Given records:
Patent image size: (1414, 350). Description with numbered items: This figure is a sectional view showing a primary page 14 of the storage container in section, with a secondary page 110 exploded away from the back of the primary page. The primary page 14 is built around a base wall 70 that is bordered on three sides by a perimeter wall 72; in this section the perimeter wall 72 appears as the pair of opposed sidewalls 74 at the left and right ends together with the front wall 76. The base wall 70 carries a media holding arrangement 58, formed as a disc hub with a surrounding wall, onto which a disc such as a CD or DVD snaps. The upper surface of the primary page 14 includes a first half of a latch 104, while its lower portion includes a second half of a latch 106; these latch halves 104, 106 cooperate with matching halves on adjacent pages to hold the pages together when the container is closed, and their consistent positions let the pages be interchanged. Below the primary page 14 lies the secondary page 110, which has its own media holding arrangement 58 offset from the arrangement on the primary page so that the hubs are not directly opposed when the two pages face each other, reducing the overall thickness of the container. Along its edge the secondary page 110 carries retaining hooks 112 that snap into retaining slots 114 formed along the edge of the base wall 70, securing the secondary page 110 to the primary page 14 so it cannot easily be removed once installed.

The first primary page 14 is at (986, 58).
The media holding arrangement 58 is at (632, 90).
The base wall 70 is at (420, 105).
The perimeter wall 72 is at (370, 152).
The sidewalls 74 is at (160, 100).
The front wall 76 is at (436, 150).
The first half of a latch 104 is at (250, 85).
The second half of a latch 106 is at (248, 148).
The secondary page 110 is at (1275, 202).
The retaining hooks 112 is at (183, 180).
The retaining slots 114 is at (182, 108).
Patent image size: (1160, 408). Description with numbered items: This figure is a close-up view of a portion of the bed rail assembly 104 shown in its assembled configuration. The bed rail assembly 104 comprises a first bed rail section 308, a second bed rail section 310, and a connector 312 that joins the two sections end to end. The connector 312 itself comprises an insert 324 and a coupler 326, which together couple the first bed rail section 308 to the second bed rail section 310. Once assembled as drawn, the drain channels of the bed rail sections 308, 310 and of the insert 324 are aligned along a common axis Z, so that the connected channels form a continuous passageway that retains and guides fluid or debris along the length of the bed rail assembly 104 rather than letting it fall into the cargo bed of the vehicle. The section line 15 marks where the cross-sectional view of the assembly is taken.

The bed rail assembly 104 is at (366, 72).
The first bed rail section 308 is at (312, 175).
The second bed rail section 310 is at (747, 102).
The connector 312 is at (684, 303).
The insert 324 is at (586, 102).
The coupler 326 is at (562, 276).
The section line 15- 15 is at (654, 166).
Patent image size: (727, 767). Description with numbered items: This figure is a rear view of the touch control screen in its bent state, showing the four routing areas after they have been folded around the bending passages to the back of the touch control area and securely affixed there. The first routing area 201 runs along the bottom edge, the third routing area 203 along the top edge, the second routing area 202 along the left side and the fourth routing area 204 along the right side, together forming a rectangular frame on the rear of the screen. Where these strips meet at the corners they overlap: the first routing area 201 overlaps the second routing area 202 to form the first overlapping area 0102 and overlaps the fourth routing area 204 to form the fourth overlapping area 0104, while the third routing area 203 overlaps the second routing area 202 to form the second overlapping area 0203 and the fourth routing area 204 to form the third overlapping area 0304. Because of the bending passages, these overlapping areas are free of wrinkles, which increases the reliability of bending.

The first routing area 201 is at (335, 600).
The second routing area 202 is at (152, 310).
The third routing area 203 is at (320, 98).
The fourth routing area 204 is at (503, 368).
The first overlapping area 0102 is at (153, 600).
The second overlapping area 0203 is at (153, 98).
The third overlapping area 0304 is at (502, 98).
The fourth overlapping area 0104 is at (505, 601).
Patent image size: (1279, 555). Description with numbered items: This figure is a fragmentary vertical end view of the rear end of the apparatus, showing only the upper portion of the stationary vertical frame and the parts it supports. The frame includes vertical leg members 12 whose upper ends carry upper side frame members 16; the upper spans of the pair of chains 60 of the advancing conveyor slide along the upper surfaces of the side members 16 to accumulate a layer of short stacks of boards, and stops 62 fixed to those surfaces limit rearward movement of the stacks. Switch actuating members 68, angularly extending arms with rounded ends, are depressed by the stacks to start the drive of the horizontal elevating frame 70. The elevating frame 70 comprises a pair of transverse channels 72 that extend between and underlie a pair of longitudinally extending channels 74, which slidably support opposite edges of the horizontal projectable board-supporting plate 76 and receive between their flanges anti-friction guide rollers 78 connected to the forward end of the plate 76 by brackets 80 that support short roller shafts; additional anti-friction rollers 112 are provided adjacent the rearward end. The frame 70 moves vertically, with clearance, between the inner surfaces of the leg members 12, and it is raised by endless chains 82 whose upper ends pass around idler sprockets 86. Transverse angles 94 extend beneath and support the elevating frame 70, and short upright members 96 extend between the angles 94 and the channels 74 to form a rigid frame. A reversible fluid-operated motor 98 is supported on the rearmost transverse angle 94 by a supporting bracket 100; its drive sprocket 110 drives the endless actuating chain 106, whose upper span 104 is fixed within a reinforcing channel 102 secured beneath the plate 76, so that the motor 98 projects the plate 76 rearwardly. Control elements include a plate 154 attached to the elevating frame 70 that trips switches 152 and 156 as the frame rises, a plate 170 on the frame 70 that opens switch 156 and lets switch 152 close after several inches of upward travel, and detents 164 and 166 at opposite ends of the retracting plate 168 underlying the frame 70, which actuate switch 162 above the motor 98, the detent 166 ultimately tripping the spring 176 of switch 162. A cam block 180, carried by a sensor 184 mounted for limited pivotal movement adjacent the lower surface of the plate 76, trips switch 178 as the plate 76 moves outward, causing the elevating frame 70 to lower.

Task to complete: Copy out the listing lines between the line holding "Patent image size: (1160, 408)." and the line holding "The section line 15- 15 is at (654, 166).", inclusive, without any changes.

Solution:
Patent image size: (1160, 408). Description with numbered items: This figure is a close-up view of a portion of the bed rail assembly 104 shown in its assembled configuration. The bed rail assembly 104 comprises a first bed rail section 308, a second bed rail section 310, and a connector 312 that joins the two sections end to end. The connector 312 itself comprises an insert 324 and a coupler 326, which together couple the first bed rail section 308 to the second bed rail section 310. Once assembled as drawn, the drain channels of the bed rail sections 308, 310 and of the insert 324 are aligned along a common axis Z, so that the connected channels form a continuous passageway that retains and guides fluid or debris along the length of the bed rail assembly 104 rather than letting it fall into the cargo bed of the vehicle. The section line 15 marks where the cross-sectional view of the assembly is taken.

The bed rail assembly 104 is at (366, 72).
The first bed rail section 308 is at (312, 175).
The second bed rail section 310 is at (747, 102).
The connector 312 is at (684, 303).
The insert 324 is at (586, 102).
The coupler 326 is at (562, 276).
The section line 15- 15 is at (654, 166).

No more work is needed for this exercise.